## START
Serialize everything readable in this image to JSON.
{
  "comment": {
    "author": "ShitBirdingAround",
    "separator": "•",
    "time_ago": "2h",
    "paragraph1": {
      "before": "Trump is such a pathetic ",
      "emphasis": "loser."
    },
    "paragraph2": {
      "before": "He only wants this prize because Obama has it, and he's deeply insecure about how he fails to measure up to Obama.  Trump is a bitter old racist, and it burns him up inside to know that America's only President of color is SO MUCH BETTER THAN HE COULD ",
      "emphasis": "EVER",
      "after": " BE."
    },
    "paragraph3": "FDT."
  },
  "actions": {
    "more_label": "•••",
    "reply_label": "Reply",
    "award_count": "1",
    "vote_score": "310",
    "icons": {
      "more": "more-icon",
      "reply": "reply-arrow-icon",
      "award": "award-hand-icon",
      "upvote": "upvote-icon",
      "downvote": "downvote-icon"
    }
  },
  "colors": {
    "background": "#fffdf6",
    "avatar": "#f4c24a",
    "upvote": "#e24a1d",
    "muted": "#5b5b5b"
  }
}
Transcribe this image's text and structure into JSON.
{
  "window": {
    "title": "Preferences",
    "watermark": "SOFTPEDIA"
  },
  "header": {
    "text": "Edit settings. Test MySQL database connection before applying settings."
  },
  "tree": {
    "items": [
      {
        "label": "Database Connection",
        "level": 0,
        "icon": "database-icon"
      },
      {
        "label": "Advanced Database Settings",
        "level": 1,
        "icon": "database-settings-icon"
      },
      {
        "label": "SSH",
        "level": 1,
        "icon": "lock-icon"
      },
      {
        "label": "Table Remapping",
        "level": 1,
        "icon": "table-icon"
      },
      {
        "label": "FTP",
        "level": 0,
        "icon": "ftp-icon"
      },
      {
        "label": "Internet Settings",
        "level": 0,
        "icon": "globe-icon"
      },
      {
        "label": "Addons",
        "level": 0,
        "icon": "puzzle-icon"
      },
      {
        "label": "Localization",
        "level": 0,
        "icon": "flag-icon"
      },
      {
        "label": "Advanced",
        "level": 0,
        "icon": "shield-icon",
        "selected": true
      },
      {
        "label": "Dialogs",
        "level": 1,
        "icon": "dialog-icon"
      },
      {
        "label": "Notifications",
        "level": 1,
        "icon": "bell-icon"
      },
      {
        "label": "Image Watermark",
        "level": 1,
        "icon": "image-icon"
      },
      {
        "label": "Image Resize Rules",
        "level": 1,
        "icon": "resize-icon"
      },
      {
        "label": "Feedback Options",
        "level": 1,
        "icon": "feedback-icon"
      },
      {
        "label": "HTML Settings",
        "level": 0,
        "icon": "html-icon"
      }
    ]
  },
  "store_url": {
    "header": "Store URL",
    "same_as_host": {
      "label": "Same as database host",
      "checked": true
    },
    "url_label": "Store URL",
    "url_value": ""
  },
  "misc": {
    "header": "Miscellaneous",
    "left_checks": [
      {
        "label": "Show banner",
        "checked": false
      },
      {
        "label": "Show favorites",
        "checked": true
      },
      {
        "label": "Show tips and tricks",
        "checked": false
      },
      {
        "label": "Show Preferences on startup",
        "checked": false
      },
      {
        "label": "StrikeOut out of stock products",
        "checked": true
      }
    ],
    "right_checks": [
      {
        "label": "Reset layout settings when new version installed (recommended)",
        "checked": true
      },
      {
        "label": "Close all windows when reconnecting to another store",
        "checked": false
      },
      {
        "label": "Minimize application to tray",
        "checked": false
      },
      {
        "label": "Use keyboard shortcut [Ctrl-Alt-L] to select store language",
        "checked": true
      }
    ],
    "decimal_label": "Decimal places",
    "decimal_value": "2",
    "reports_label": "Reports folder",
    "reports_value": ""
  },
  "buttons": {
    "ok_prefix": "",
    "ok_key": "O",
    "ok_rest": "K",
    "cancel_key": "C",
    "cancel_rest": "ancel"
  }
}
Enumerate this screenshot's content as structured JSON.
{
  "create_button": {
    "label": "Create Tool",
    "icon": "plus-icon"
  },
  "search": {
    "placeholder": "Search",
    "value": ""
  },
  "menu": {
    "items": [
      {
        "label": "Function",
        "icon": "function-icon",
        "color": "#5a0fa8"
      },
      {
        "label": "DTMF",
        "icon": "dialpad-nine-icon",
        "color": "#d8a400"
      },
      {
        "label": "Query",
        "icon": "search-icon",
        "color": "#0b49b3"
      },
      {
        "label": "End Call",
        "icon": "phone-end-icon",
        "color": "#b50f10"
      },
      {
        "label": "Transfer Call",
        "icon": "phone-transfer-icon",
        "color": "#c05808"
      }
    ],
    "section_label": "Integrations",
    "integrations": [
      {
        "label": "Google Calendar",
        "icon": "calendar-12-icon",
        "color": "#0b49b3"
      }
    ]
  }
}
## END
• _WHAT THE TASK REQUIRES_:
Output the line that contains "Enumerate this screenshot's", followed by every later line in the listing, with no line omitted and none added.

• _COMPLETED EXERCISE_:
Enumerate this screenshot's content as structured JSON.
{
  "create_button": {
    "label": "Create Tool",
    "icon": "plus-icon"
  },
  "search": {
    "placeholder": "Search",
    "value": ""
  },
  "menu": {
    "items": [
      {
        "label": "Function",
        "icon": "function-icon",
        "color": "#5a0fa8"
      },
      {
        "label": "DTMF",
        "icon": "dialpad-nine-icon",
        "color": "#d8a400"
      },
      {
        "label": "Query",
        "icon": "search-icon",
        "color": "#0b49b3"
      },
      {
        "label": "End Call",
        "icon": "phone-end-icon",
        "color": "#b50f10"
      },
      {
        "label": "Transfer Call",
        "icon": "phone-transfer-icon",
        "color": "#c05808"
      }
    ],
    "section_label": "Integrations",
    "integrations": [
      {
        "label": "Google Calendar",
        "icon": "calendar-12-icon",
        "color": "#0b49b3"
      }
    ]
  }
}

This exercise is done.